# [TEXT PASSAGE]
How the bad situation of the young unemployed is covered up, why only the highly educated have a chance and in how far the EU economic crisis may provoke higher labour mobility in Europe.

The Sham: Germany is Successful

There are only three states within the European Union that have a youth unemployment below ten percent. Germany is one of them. In 2011 on average 8.5 percent of the below 25 years-old were registered as unemployed, only Austria and the Netherlands scored better. Why is Germany in such a good situation? After all, the EU is in an economic crisis of which young people suffer especially hard – Europe-wide every fifth young job seeking person is unemployed.

There are two reasons for the low number of unemployed. On the one hand Germany’s economy has been growing since the end of 2009. The GDP growth rate was 3.7 in 2010 and in the past year 3.0. Growth creates jobs and for the past two years the young profited unusually well. For the first time since 2004 the difference between the unemployment rate of those below 25 years and above deceased below three percent.

The Reality: Many Young People are Parked in a System

On the other hand the real scale of unemployment is covered up. Germany is parking many young people in a transition system of vocational schools, further education and skill enhancement programmes. The participants of such measures do not count into the statistics. 320 000 people were part of this system in March 2011, while at the same time 300 000 were registered as unemployed. This shows that the good statistics do not reveal the whole truth. In reality much more then the official 8.5 percent of young people are threatened by unemployment.

This is because the transition system does not guarantee a transition to the job market. “The chance to get a somewhat stable job is very very low”, says Walter R. Heinz, professor at the University of Bremen. In the eyes of Dr. Stefan Sell, professor for social policy at the university of applied science Koblenz, the system is to school like and to distant to what is actually happening on the job market. For many the transition system ends up to be a dead end: “Around 40 percent, that is 150 000, of the teenagers leave the system without being able to begin a proper professional training”, concluded the Konrad-Adenauer-Foundation in November 2011.

Skilled Labour Wanted

The paradox: there are many vacant job positions in Germany. Skilled workers are in demand. In January 80 000 engineer positions were vacant according to the Association of German Engineers (VDI) (The extend of this demand is disputed though). Their president Willi Fuchs believes that Germany will need even more new engineers in the future: “Within the next 15 years half of the current engineers will drop out of the job market”, he told the “Karriere Spiegel”.

# [EXERCISE TASK A]
Reproduce the records exactly, from their first line through the line containing "high-jump-illustration (302, 2024, 675, 2257)".

Records of labeled boxes

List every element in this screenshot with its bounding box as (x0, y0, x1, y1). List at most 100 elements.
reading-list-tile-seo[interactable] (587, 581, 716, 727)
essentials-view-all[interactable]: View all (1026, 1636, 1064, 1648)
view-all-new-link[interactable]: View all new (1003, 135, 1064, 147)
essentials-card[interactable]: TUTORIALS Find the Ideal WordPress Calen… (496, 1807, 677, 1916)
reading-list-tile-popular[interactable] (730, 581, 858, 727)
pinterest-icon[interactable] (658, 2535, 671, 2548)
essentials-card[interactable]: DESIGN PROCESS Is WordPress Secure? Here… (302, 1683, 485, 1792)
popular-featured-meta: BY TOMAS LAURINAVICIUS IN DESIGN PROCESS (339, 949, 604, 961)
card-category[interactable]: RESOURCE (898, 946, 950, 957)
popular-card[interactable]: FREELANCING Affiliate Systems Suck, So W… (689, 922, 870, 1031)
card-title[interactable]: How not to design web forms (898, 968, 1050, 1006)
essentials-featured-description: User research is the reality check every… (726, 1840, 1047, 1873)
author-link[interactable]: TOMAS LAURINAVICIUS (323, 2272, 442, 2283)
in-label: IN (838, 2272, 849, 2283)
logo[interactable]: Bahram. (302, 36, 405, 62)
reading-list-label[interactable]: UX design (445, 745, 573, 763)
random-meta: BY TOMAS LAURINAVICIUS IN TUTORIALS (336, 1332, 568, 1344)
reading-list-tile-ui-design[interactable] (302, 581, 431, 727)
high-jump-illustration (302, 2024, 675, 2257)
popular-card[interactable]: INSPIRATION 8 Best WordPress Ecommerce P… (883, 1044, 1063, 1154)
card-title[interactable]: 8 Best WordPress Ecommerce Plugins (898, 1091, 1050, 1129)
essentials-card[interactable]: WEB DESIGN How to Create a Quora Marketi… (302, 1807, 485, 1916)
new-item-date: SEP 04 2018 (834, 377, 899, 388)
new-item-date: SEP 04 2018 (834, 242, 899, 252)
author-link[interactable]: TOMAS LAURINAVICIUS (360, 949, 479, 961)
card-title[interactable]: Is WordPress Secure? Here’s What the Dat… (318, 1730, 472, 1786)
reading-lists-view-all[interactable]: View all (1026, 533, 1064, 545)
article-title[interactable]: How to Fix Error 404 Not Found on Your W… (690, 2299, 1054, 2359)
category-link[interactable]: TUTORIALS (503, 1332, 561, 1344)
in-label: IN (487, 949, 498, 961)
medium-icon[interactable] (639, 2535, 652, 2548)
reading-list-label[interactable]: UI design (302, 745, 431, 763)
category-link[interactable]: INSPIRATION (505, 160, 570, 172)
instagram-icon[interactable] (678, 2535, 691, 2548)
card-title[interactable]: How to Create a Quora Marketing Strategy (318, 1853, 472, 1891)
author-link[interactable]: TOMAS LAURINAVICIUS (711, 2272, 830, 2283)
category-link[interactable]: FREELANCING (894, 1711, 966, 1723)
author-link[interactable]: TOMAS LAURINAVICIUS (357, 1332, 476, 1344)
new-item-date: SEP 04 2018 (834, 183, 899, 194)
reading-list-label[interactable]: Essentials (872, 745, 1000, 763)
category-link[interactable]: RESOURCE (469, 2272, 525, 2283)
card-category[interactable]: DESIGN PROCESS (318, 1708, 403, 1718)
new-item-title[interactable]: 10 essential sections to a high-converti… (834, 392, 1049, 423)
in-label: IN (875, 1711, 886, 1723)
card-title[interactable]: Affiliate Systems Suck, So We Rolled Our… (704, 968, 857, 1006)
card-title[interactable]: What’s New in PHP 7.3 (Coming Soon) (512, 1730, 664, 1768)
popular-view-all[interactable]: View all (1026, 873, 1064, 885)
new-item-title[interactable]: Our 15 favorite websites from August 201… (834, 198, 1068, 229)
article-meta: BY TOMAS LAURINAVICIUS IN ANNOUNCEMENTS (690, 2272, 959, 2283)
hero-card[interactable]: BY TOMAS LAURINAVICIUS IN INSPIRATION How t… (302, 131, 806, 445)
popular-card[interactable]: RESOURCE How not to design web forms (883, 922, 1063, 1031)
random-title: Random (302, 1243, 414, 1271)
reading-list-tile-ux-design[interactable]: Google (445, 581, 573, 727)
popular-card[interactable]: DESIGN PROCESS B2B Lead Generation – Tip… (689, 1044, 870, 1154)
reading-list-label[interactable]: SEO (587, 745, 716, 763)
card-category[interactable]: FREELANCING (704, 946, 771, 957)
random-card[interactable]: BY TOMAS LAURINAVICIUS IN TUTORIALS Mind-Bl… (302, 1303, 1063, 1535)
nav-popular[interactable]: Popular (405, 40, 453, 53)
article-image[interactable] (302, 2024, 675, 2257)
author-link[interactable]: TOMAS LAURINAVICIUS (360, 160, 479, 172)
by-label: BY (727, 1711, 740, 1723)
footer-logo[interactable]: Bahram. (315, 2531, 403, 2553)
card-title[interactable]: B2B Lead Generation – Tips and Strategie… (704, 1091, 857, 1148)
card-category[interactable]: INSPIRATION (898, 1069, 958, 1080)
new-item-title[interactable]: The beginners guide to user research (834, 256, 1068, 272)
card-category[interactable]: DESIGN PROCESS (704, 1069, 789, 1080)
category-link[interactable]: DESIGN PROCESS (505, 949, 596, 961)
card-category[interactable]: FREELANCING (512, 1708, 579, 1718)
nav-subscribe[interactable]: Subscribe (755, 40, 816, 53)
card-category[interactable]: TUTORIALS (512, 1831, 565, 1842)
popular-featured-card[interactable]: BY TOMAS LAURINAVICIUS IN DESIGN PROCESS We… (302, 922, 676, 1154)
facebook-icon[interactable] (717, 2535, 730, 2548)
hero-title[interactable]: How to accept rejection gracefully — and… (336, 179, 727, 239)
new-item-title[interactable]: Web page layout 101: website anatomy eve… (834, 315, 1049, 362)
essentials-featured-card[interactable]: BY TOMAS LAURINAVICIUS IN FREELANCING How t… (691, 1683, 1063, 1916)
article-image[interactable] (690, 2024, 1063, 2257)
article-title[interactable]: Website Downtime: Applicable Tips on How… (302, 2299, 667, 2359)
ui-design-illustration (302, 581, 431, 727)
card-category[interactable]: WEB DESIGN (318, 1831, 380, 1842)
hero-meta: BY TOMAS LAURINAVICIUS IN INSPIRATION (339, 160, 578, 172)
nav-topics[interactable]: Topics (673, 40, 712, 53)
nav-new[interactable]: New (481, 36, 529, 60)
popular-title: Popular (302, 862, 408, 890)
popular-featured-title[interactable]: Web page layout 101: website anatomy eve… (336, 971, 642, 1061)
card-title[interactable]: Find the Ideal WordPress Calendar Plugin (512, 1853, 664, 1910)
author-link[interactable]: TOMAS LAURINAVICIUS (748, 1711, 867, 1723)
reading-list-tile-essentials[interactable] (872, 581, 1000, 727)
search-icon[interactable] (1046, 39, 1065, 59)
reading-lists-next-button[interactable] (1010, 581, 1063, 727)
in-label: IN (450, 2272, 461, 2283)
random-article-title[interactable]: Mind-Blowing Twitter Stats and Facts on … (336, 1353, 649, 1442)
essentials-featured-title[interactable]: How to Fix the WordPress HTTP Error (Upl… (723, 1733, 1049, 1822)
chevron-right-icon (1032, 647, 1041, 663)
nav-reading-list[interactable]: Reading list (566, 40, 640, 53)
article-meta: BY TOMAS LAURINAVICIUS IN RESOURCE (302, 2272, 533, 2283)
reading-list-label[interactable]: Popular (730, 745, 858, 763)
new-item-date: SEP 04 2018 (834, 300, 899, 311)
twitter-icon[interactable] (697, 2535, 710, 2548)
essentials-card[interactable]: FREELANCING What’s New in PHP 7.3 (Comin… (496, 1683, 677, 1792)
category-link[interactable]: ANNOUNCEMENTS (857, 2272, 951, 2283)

# [EXERCISE TASK B]
Write out the stretch of the youth unemployment article from "This is because" through "in November 2011." word for word.

# [TASK RESPONSE A]
List every element in this screenshot with its bounding box as (x0, y0, x1, y1). List at most 100 elements.
reading-list-tile-seo[interactable] (587, 581, 716, 727)
essentials-view-all[interactable]: View all (1026, 1636, 1064, 1648)
view-all-new-link[interactable]: View all new (1003, 135, 1064, 147)
essentials-card[interactable]: TUTORIALS Find the Ideal WordPress Calen… (496, 1807, 677, 1916)
reading-list-tile-popular[interactable] (730, 581, 858, 727)
pinterest-icon[interactable] (658, 2535, 671, 2548)
essentials-card[interactable]: DESIGN PROCESS Is WordPress Secure? Here… (302, 1683, 485, 1792)
popular-featured-meta: BY TOMAS LAURINAVICIUS IN DESIGN PROCESS (339, 949, 604, 961)
card-category[interactable]: RESOURCE (898, 946, 950, 957)
popular-card[interactable]: FREELANCING Affiliate Systems Suck, So W… (689, 922, 870, 1031)
card-title[interactable]: How not to design web forms (898, 968, 1050, 1006)
essentials-featured-description: User research is the reality check every… (726, 1840, 1047, 1873)
author-link[interactable]: TOMAS LAURINAVICIUS (323, 2272, 442, 2283)
in-label: IN (838, 2272, 849, 2283)
logo[interactable]: Bahram. (302, 36, 405, 62)
reading-list-label[interactable]: UX design (445, 745, 573, 763)
random-meta: BY TOMAS LAURINAVICIUS IN TUTORIALS (336, 1332, 568, 1344)
reading-list-tile-ui-design[interactable] (302, 581, 431, 727)
high-jump-illustration (302, 2024, 675, 2257)

# [TASK RESPONSE B]
This is because the transition system does not guarantee a transition to the job market. “The chance to get a somewhat stable job is very very low”, says Walter R. Heinz, professor at the University of Bremen. In the eyes of Dr. Stefan Sell, professor for social policy at the university of applied science Koblenz, the system is to school like and to distant to what is actually happening on the job market. For many the transition system ends up to be a dead end: “Around 40 percent, that is 150 000, of the teenagers leave the system without being able to begin a proper professional training”, concluded the Konrad-Adenauer-Foundation in November 2011.